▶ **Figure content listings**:
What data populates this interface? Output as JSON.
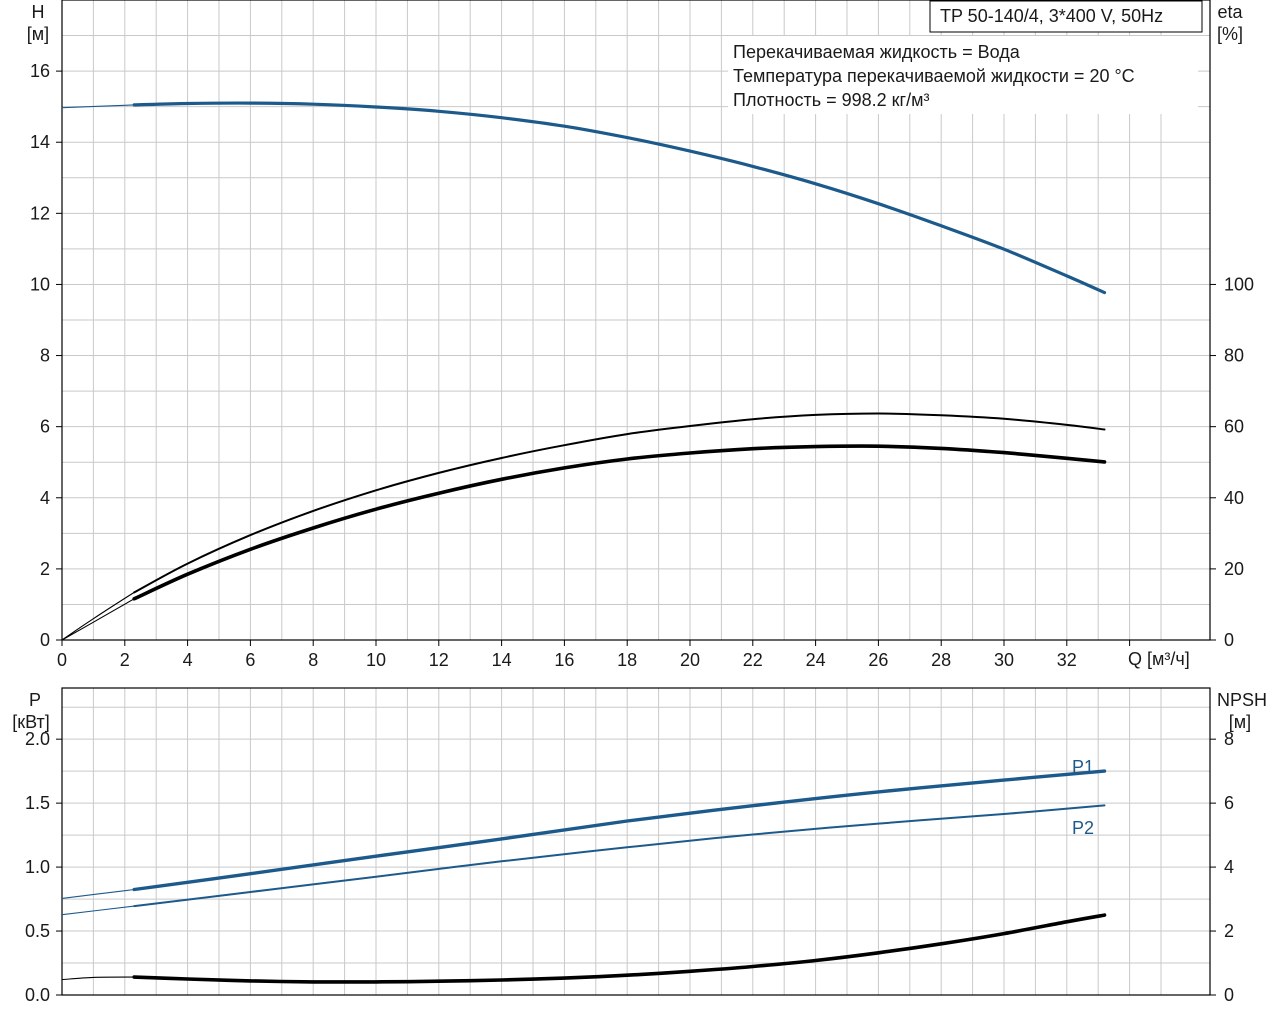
{
  "title_box": "TP 50-140/4, 3*400 V, 50Hz",
  "info": {
    "line1": "Перекачиваемая жидкость = Вода",
    "line2": "Температура перекачиваемой жидкости = 20 °C",
    "line3": "Плотность = 998.2 кг/м³"
  },
  "colors": {
    "blue": "#1d5a8c",
    "black": "#000000",
    "grid": "#c9c9c9"
  },
  "chart_data": [
    {
      "type": "line",
      "xlabel": "Q [м³/ч]",
      "ylabel_left_1": "H",
      "ylabel_left_2": "[м]",
      "ylabel_right_1": "eta",
      "ylabel_right_2": "[%]",
      "xlim": [
        0,
        36
      ],
      "ylim_left": [
        0,
        18
      ],
      "ylim_right": [
        0,
        180
      ],
      "x_ticks": [
        "0",
        "2",
        "4",
        "6",
        "8",
        "10",
        "12",
        "14",
        "16",
        "18",
        "20",
        "22",
        "24",
        "26",
        "28",
        "30",
        "32"
      ],
      "y_left_ticks": [
        "0",
        "2",
        "4",
        "6",
        "8",
        "10",
        "12",
        "14",
        "16"
      ],
      "y_right_ticks": [
        "0",
        "20",
        "40",
        "60",
        "80",
        "100"
      ],
      "grid": true,
      "series": [
        {
          "axis": "left",
          "color": "#1d5a8c",
          "width": 3.2,
          "thin_prefix": [
            [
              0,
              14.97
            ],
            [
              2.3,
              15.05
            ]
          ],
          "points": [
            [
              2.3,
              15.05
            ],
            [
              4,
              15.09
            ],
            [
              6,
              15.1
            ],
            [
              8,
              15.07
            ],
            [
              10,
              14.99
            ],
            [
              12,
              14.87
            ],
            [
              14,
              14.69
            ],
            [
              16,
              14.45
            ],
            [
              18,
              14.13
            ],
            [
              20,
              13.75
            ],
            [
              22,
              13.32
            ],
            [
              24,
              12.83
            ],
            [
              26,
              12.27
            ],
            [
              28,
              11.65
            ],
            [
              30,
              10.99
            ],
            [
              32,
              10.24
            ],
            [
              33.2,
              9.77
            ]
          ]
        },
        {
          "axis": "right",
          "color": "#000000",
          "width": 2.0,
          "thin_prefix": [
            [
              0,
              0
            ],
            [
              1,
              6
            ],
            [
              2.3,
              13.4
            ]
          ],
          "points": [
            [
              2.3,
              13.4
            ],
            [
              4,
              21.5
            ],
            [
              6,
              29.5
            ],
            [
              8,
              36.3
            ],
            [
              10,
              42.1
            ],
            [
              12,
              47.0
            ],
            [
              14,
              51.2
            ],
            [
              16,
              54.8
            ],
            [
              18,
              57.9
            ],
            [
              20,
              60.2
            ],
            [
              22,
              62.1
            ],
            [
              24,
              63.3
            ],
            [
              26,
              63.7
            ],
            [
              28,
              63.2
            ],
            [
              30,
              62.2
            ],
            [
              32,
              60.5
            ],
            [
              33.2,
              59.2
            ]
          ]
        },
        {
          "axis": "right",
          "color": "#000000",
          "width": 3.6,
          "thin_prefix": [
            [
              0,
              0
            ],
            [
              1,
              5
            ],
            [
              2.3,
              11.6
            ]
          ],
          "points": [
            [
              2.3,
              11.6
            ],
            [
              4,
              18.5
            ],
            [
              6,
              25.5
            ],
            [
              8,
              31.5
            ],
            [
              10,
              36.8
            ],
            [
              12,
              41.3
            ],
            [
              14,
              45.2
            ],
            [
              16,
              48.4
            ],
            [
              18,
              50.9
            ],
            [
              20,
              52.6
            ],
            [
              22,
              53.8
            ],
            [
              24,
              54.4
            ],
            [
              26,
              54.5
            ],
            [
              28,
              53.9
            ],
            [
              30,
              52.7
            ],
            [
              32,
              51.1
            ],
            [
              33.2,
              50.1
            ]
          ]
        }
      ]
    },
    {
      "type": "line",
      "ylabel_left_1": "P",
      "ylabel_left_2": "[кВт]",
      "ylabel_right_1": "NPSH",
      "ylabel_right_2": "[м]",
      "xlim": [
        0,
        36
      ],
      "ylim_left": [
        0,
        2.4
      ],
      "ylim_right": [
        0,
        9.6
      ],
      "y_left_ticks": [
        "0.0",
        "0.5",
        "1.0",
        "1.5",
        "2.0"
      ],
      "y_right_ticks": [
        "0",
        "2",
        "4",
        "6",
        "8"
      ],
      "grid": true,
      "series": [
        {
          "name": "P1",
          "axis": "left",
          "color": "#1d5a8c",
          "width": 3.4,
          "thin_prefix": [
            [
              0,
              0.755
            ],
            [
              2.3,
              0.825
            ]
          ],
          "points": [
            [
              2.3,
              0.825
            ],
            [
              6,
              0.948
            ],
            [
              10,
              1.085
            ],
            [
              14,
              1.22
            ],
            [
              18,
              1.36
            ],
            [
              22,
              1.48
            ],
            [
              26,
              1.588
            ],
            [
              30,
              1.68
            ],
            [
              33.2,
              1.75
            ]
          ]
        },
        {
          "name": "P2",
          "axis": "left",
          "color": "#1d5a8c",
          "width": 2.0,
          "thin_prefix": [
            [
              0,
              0.628
            ],
            [
              2.3,
              0.695
            ]
          ],
          "points": [
            [
              2.3,
              0.695
            ],
            [
              6,
              0.805
            ],
            [
              10,
              0.925
            ],
            [
              14,
              1.045
            ],
            [
              18,
              1.155
            ],
            [
              22,
              1.255
            ],
            [
              26,
              1.34
            ],
            [
              30,
              1.415
            ],
            [
              33.2,
              1.482
            ]
          ]
        },
        {
          "axis": "right",
          "color": "#000000",
          "width": 3.6,
          "thin_prefix": [
            [
              0,
              0.48
            ],
            [
              1,
              0.55
            ],
            [
              2.3,
              0.56
            ]
          ],
          "points": [
            [
              2.3,
              0.56
            ],
            [
              4,
              0.5
            ],
            [
              6,
              0.44
            ],
            [
              8,
              0.41
            ],
            [
              10,
              0.41
            ],
            [
              12,
              0.43
            ],
            [
              14,
              0.47
            ],
            [
              16,
              0.53
            ],
            [
              18,
              0.62
            ],
            [
              20,
              0.74
            ],
            [
              22,
              0.89
            ],
            [
              24,
              1.08
            ],
            [
              26,
              1.32
            ],
            [
              28,
              1.6
            ],
            [
              30,
              1.92
            ],
            [
              32,
              2.29
            ],
            [
              33.2,
              2.5
            ]
          ]
        }
      ]
    }
  ]
}
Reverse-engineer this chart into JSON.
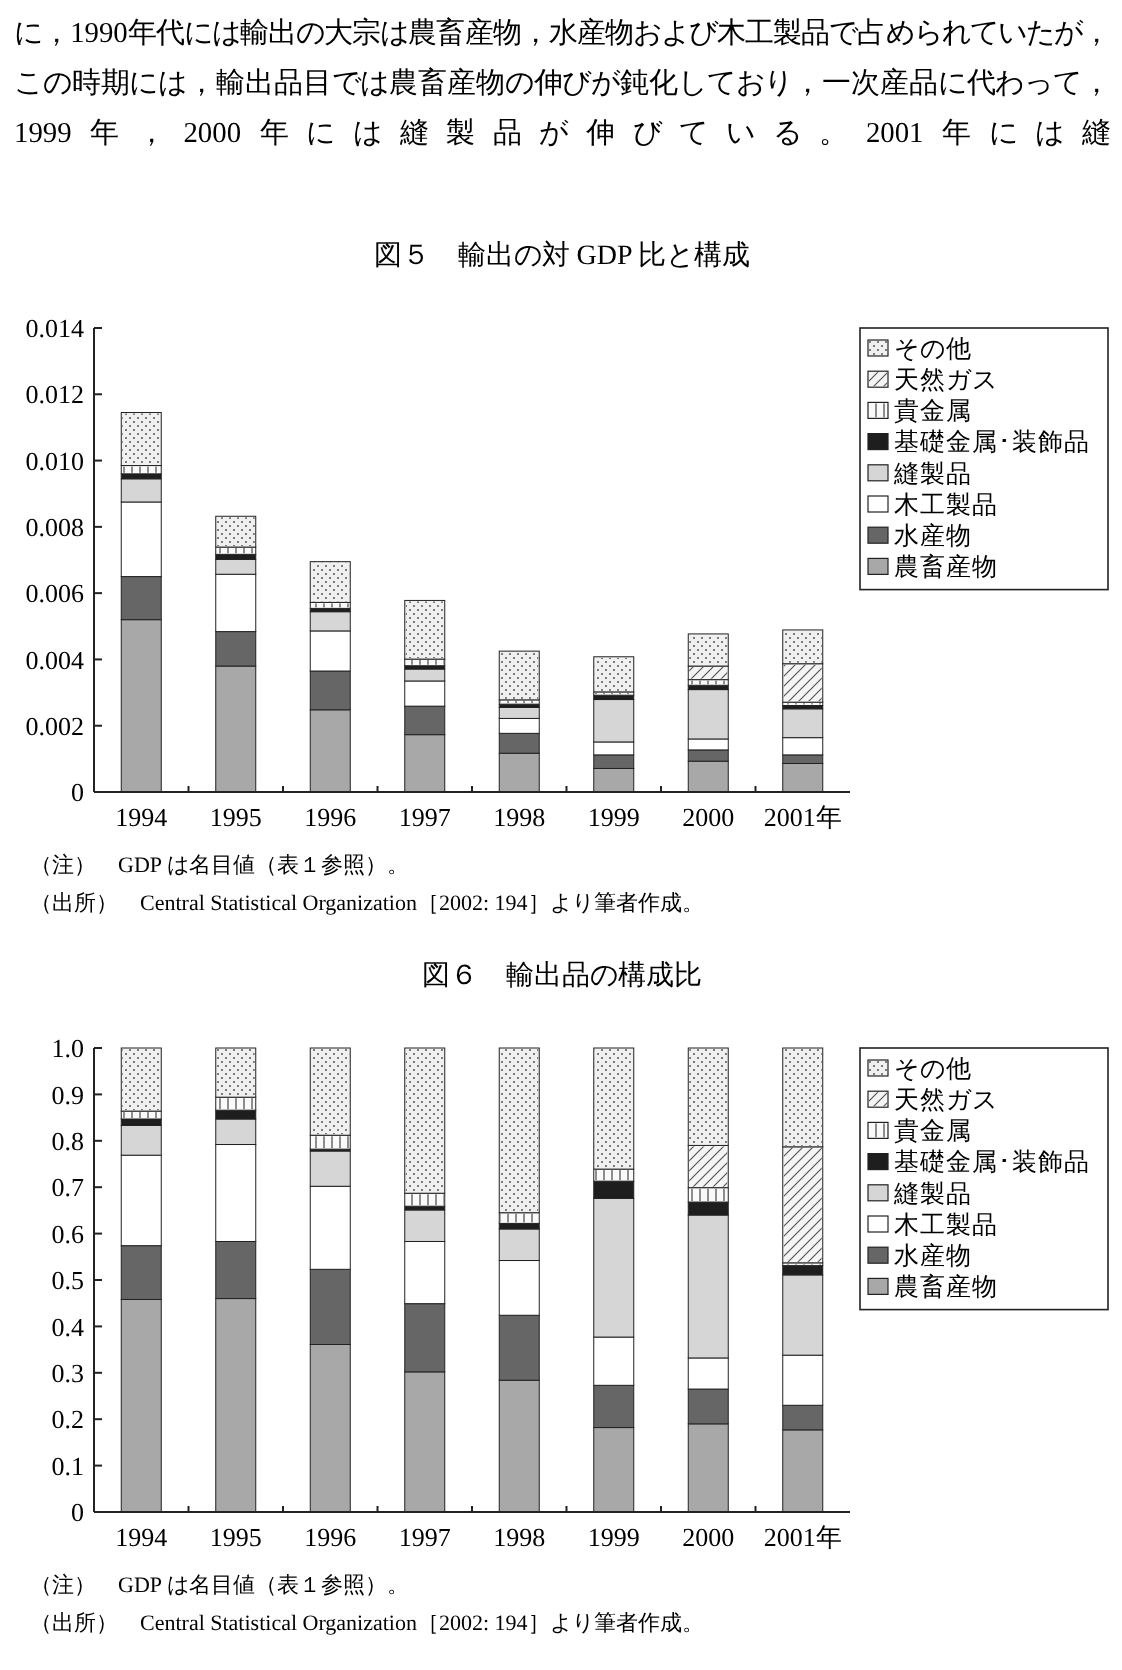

▶ **Challenge**: Skip every picture and transcribe the data above exactly.

▶ **Written response**:
What data populates this interface? Output as JSON.
{
  "title_box": "TP 50-140/4, 3*400 V, 50Hz",
  "info": {
    "line1": "Перекачиваемая жидкость = Вода",
    "line2": "Температура перекачиваемой жидкости = 20 °C",
    "line3": "Плотность = 998.2 кг/м³"
  },
  "colors": {
    "blue": "#1d5a8c",
    "black": "#000000",
    "grid": "#c9c9c9"
  },
  "chart_data": [
    {
      "type": "line",
      "xlabel": "Q [м³/ч]",
      "ylabel_left_1": "H",
      "ylabel_left_2": "[м]",
      "ylabel_right_1": "eta",
      "ylabel_right_2": "[%]",
      "xlim": [
        0,
        36
      ],
      "ylim_left": [
        0,
        18
      ],
      "ylim_right": [
        0,
        180
      ],
      "x_ticks": [
        "0",
        "2",
        "4",
        "6",
        "8",
        "10",
        "12",
        "14",
        "16",
        "18",
        "20",
        "22",
        "24",
        "26",
        "28",
        "30",
        "32"
      ],
      "y_left_ticks": [
        "0",
        "2",
        "4",
        "6",
        "8",
        "10",
        "12",
        "14",
        "16"
      ],
      "y_right_ticks": [
        "0",
        "20",
        "40",
        "60",
        "80",
        "100"
      ],
      "grid": true,
      "series": [
        {
          "axis": "left",
          "color": "#1d5a8c",
          "width": 3.2,
          "thin_prefix": [
            [
              0,
              14.97
            ],
            [
              2.3,
              15.05
            ]
          ],
          "points": [
            [
              2.3,
              15.05
            ],
            [
              4,
              15.09
            ],
            [
              6,
              15.1
            ],
            [
              8,
              15.07
            ],
            [
              10,
              14.99
            ],
            [
              12,
              14.87
            ],
            [
              14,
              14.69
            ],
            [
              16,
              14.45
            ],
            [
              18,
              14.13
            ],
            [
              20,
              13.75
            ],
            [
              22,
              13.32
            ],
            [
              24,
              12.83
            ],
            [
              26,
              12.27
            ],
            [
              28,
              11.65
            ],
            [
              30,
              10.99
            ],
            [
              32,
              10.24
            ],
            [
              33.2,
              9.77
            ]
          ]
        },
        {
          "axis": "right",
          "color": "#000000",
          "width": 2.0,
          "thin_prefix": [
            [
              0,
              0
            ],
            [
              1,
              6
            ],
            [
              2.3,
              13.4
            ]
          ],
          "points": [
            [
              2.3,
              13.4
            ],
            [
              4,
              21.5
            ],
            [
              6,
              29.5
            ],
            [
              8,
              36.3
            ],
            [
              10,
              42.1
            ],
            [
              12,
              47.0
            ],
            [
              14,
              51.2
            ],
            [
              16,
              54.8
            ],
            [
              18,
              57.9
            ],
            [
              20,
              60.2
            ],
            [
              22,
              62.1
            ],
            [
              24,
              63.3
            ],
            [
              26,
              63.7
            ],
            [
              28,
              63.2
            ],
            [
              30,
              62.2
            ],
            [
              32,
              60.5
            ],
            [
              33.2,
              59.2
            ]
          ]
        },
        {
          "axis": "right",
          "color": "#000000",
          "width": 3.6,
          "thin_prefix": [
            [
              0,
              0
            ],
            [
              1,
              5
            ],
            [
              2.3,
              11.6
            ]
          ],
          "points": [
            [
              2.3,
              11.6
            ],
            [
              4,
              18.5
            ],
            [
              6,
              25.5
            ],
            [
              8,
              31.5
            ],
            [
              10,
              36.8
            ],
            [
              12,
              41.3
            ],
            [
              14,
              45.2
            ],
            [
              16,
              48.4
            ],
            [
              18,
              50.9
            ],
            [
              20,
              52.6
            ],
            [
              22,
              53.8
            ],
            [
              24,
              54.4
            ],
            [
              26,
              54.5
            ],
            [
              28,
              53.9
            ],
            [
              30,
              52.7
            ],
            [
              32,
              51.1
            ],
            [
              33.2,
              50.1
            ]
          ]
        }
      ]
    },
    {
      "type": "line",
      "ylabel_left_1": "P",
      "ylabel_left_2": "[кВт]",
      "ylabel_right_1": "NPSH",
      "ylabel_right_2": "[м]",
      "xlim": [
        0,
        36
      ],
      "ylim_left": [
        0,
        2.4
      ],
      "ylim_right": [
        0,
        9.6
      ],
      "y_left_ticks": [
        "0.0",
        "0.5",
        "1.0",
        "1.5",
        "2.0"
      ],
      "y_right_ticks": [
        "0",
        "2",
        "4",
        "6",
        "8"
      ],
      "grid": true,
      "series": [
        {
          "name": "P1",
          "axis": "left",
          "color": "#1d5a8c",
          "width": 3.4,
          "thin_prefix": [
            [
              0,
              0.755
            ],
            [
              2.3,
              0.825
            ]
          ],
          "points": [
            [
              2.3,
              0.825
            ],
            [
              6,
              0.948
            ],
            [
              10,
              1.085
            ],
            [
              14,
              1.22
            ],
            [
              18,
              1.36
            ],
            [
              22,
              1.48
            ],
            [
              26,
              1.588
            ],
            [
              30,
              1.68
            ],
            [
              33.2,
              1.75
            ]
          ]
        },
        {
          "name": "P2",
          "axis": "left",
          "color": "#1d5a8c",
          "width": 2.0,
          "thin_prefix": [
            [
              0,
              0.628
            ],
            [
              2.3,
              0.695
            ]
          ],
          "points": [
            [
              2.3,
              0.695
            ],
            [
              6,
              0.805
            ],
            [
              10,
              0.925
            ],
            [
              14,
              1.045
            ],
            [
              18,
              1.155
            ],
            [
              22,
              1.255
            ],
            [
              26,
              1.34
            ],
            [
              30,
              1.415
            ],
            [
              33.2,
              1.482
            ]
          ]
        },
        {
          "axis": "right",
          "color": "#000000",
          "width": 3.6,
          "thin_prefix": [
            [
              0,
              0.48
            ],
            [
              1,
              0.55
            ],
            [
              2.3,
              0.56
            ]
          ],
          "points": [
            [
              2.3,
              0.56
            ],
            [
              4,
              0.5
            ],
            [
              6,
              0.44
            ],
            [
              8,
              0.41
            ],
            [
              10,
              0.41
            ],
            [
              12,
              0.43
            ],
            [
              14,
              0.47
            ],
            [
              16,
              0.53
            ],
            [
              18,
              0.62
            ],
            [
              20,
              0.74
            ],
            [
              22,
              0.89
            ],
            [
              24,
              1.08
            ],
            [
              26,
              1.32
            ],
            [
              28,
              1.6
            ],
            [
              30,
              1.92
            ],
            [
              32,
              2.29
            ],
            [
              33.2,
              2.5
            ]
          ]
        }
      ]
    }
  ]
}
Reverse-engineer this chart into JSON.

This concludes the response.